[Start]

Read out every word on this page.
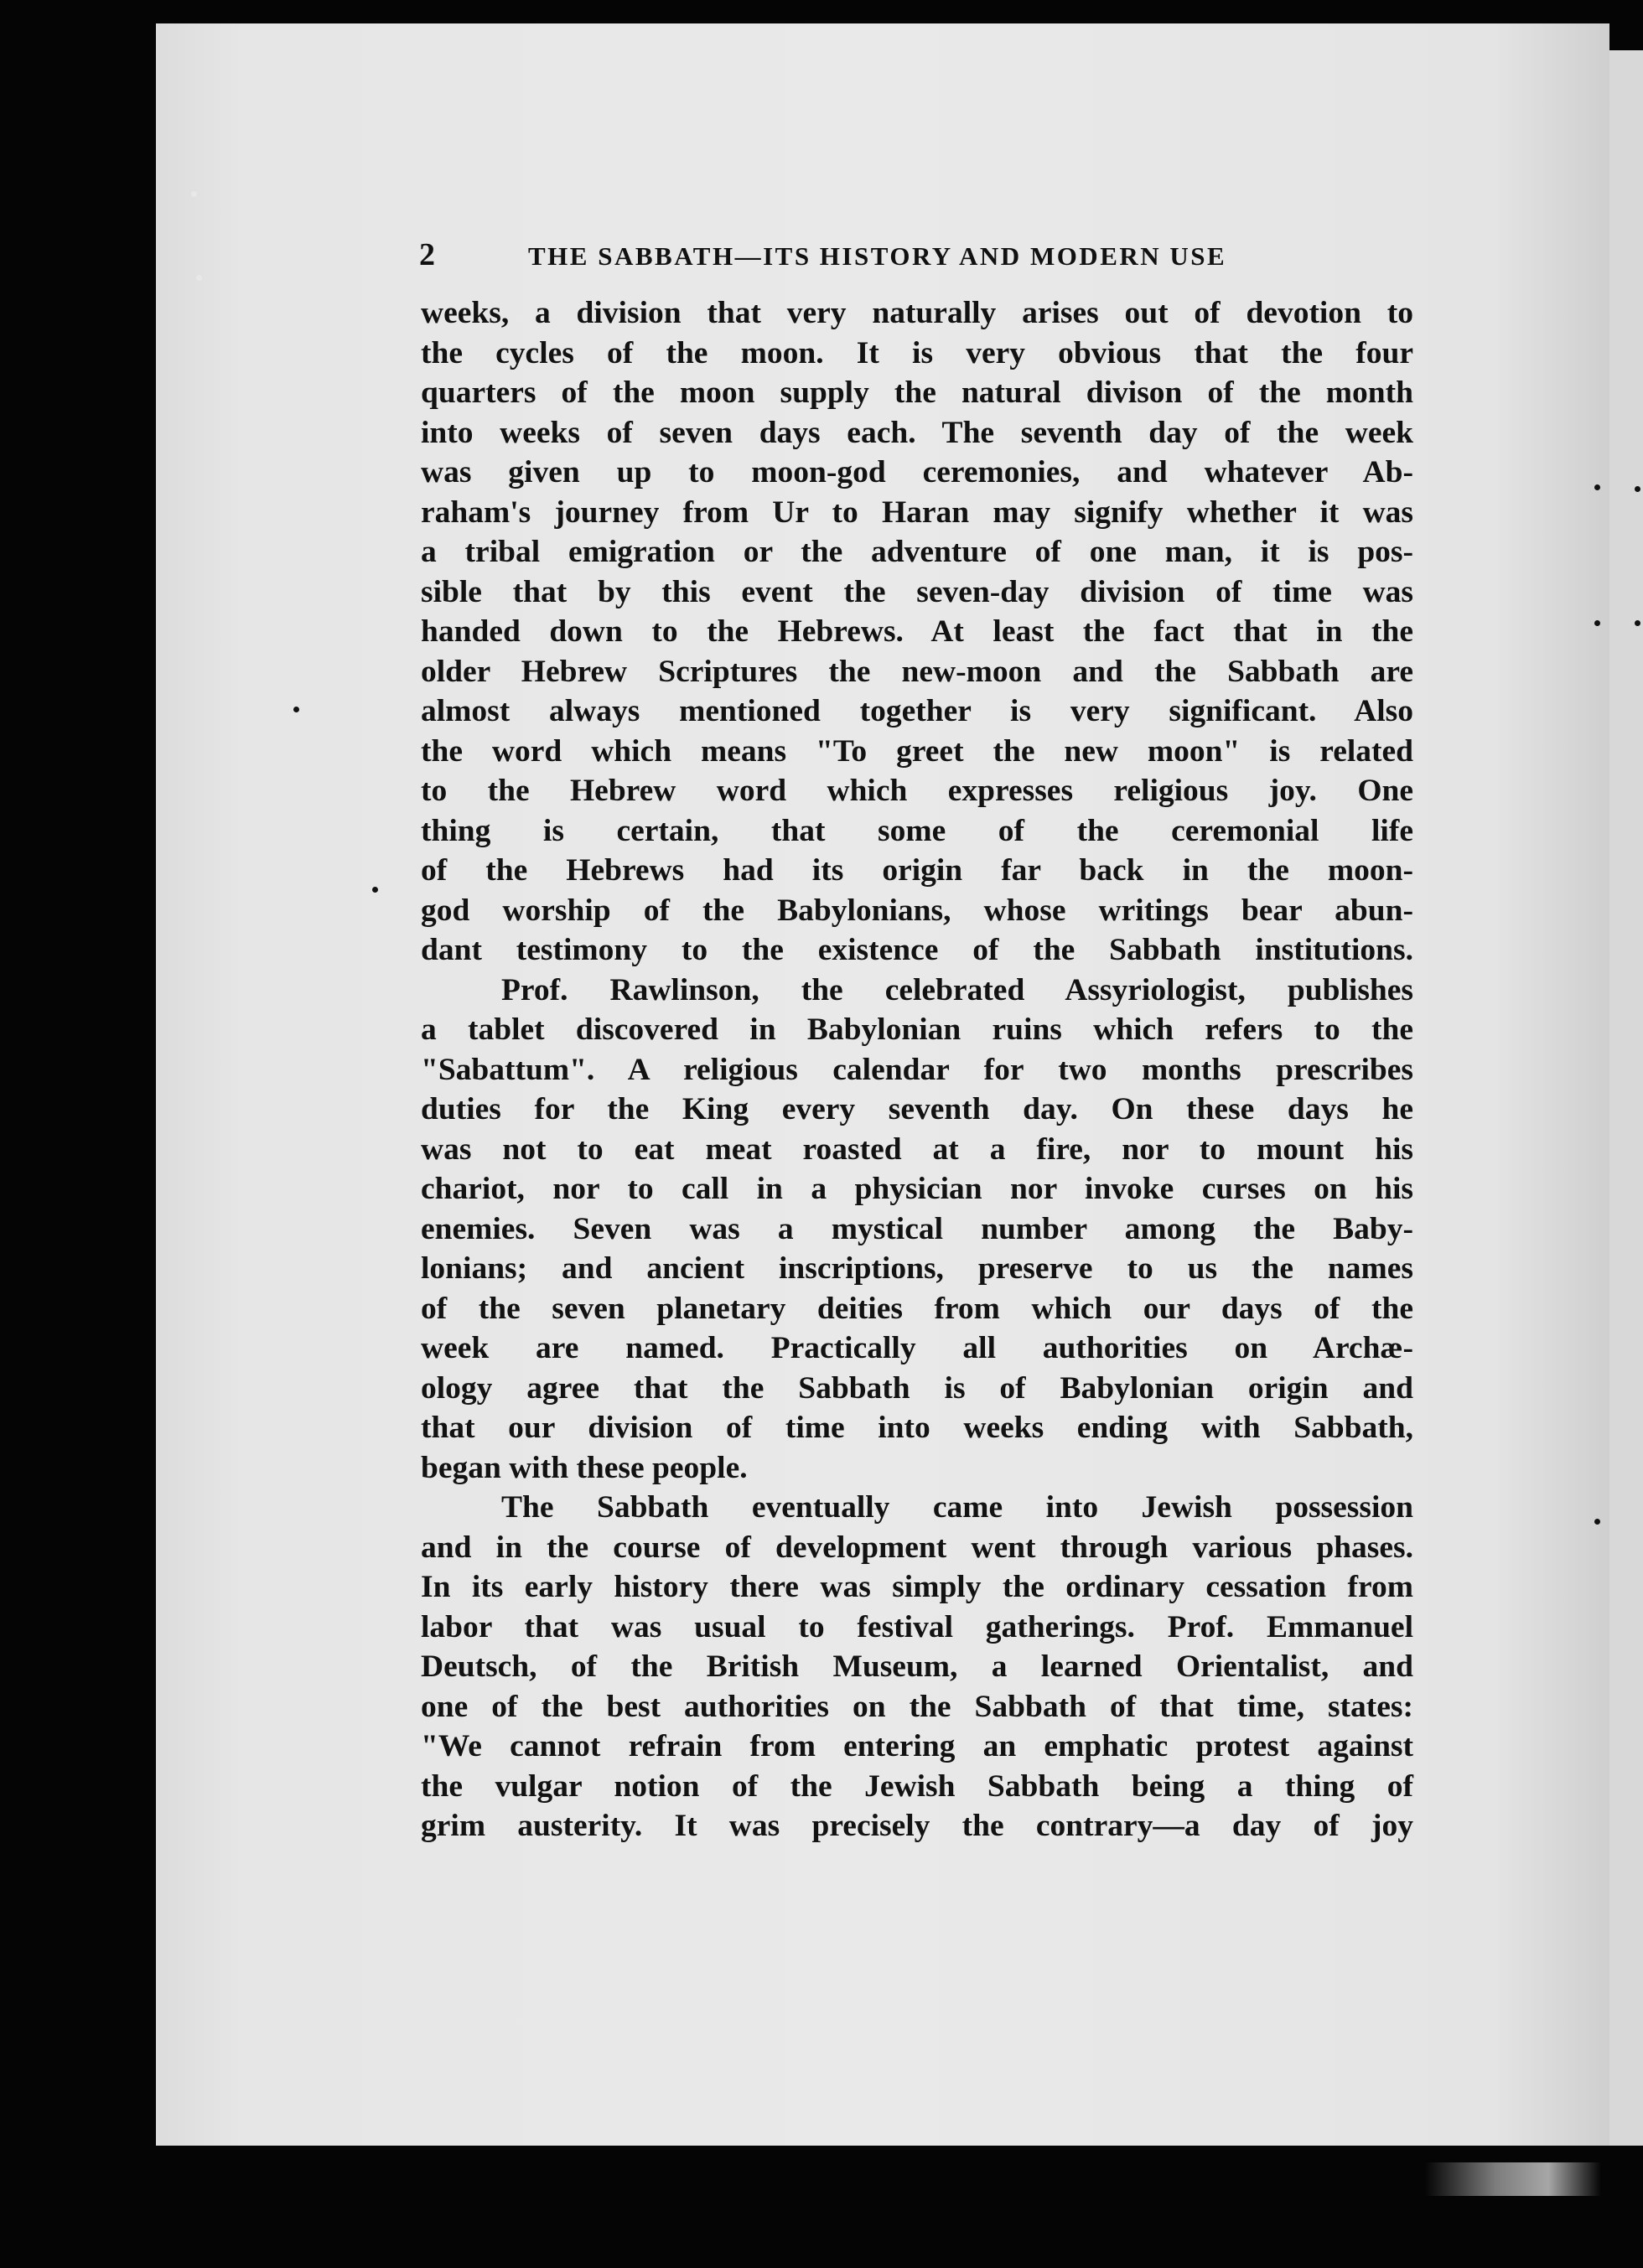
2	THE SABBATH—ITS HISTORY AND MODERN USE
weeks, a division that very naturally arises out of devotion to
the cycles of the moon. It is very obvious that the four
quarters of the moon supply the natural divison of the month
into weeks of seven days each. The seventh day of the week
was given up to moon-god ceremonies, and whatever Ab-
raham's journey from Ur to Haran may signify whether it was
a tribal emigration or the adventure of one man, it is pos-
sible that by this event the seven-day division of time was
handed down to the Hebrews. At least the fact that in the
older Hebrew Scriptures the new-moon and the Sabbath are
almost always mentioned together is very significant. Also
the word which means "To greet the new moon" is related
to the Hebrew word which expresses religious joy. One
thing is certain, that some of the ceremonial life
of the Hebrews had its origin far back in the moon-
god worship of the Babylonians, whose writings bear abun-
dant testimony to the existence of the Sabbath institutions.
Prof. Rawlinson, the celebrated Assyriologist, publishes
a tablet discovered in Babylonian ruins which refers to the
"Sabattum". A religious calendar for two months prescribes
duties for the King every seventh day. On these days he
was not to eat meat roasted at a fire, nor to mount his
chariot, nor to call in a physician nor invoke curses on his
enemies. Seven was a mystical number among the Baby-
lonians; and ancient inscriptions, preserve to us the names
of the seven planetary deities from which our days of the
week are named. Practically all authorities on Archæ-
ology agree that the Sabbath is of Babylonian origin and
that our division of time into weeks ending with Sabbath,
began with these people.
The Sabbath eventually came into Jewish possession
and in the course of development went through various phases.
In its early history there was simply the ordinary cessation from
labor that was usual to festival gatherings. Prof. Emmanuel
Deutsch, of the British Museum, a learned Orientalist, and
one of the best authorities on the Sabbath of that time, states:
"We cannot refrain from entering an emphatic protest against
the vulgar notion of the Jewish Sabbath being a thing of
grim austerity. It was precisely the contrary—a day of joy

[End]
[Start]

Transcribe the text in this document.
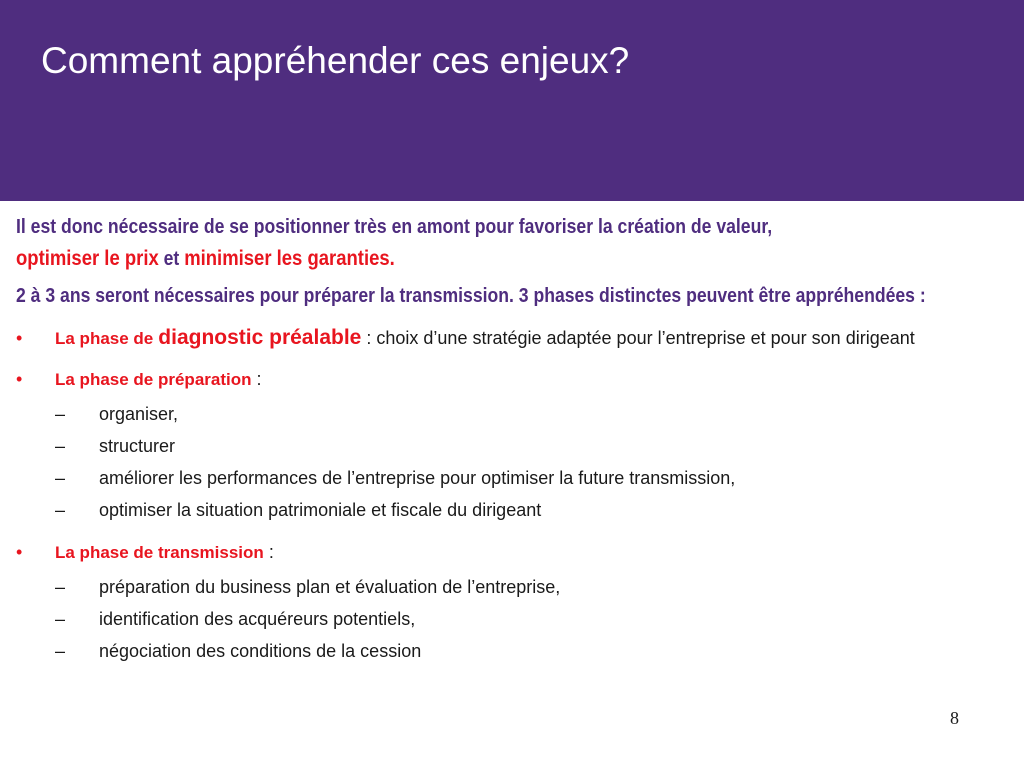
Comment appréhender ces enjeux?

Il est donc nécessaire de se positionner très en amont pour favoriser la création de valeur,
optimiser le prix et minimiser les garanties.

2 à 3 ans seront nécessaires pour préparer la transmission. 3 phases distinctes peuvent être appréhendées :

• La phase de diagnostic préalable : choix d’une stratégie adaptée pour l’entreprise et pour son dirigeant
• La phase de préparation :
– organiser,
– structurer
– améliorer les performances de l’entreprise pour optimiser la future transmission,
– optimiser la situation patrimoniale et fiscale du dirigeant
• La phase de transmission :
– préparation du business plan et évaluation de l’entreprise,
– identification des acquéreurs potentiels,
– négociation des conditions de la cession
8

[End]

**The request:**
Give the number of lines in the entries that include the string "from", and nothing more.

**Answer for the task:**
4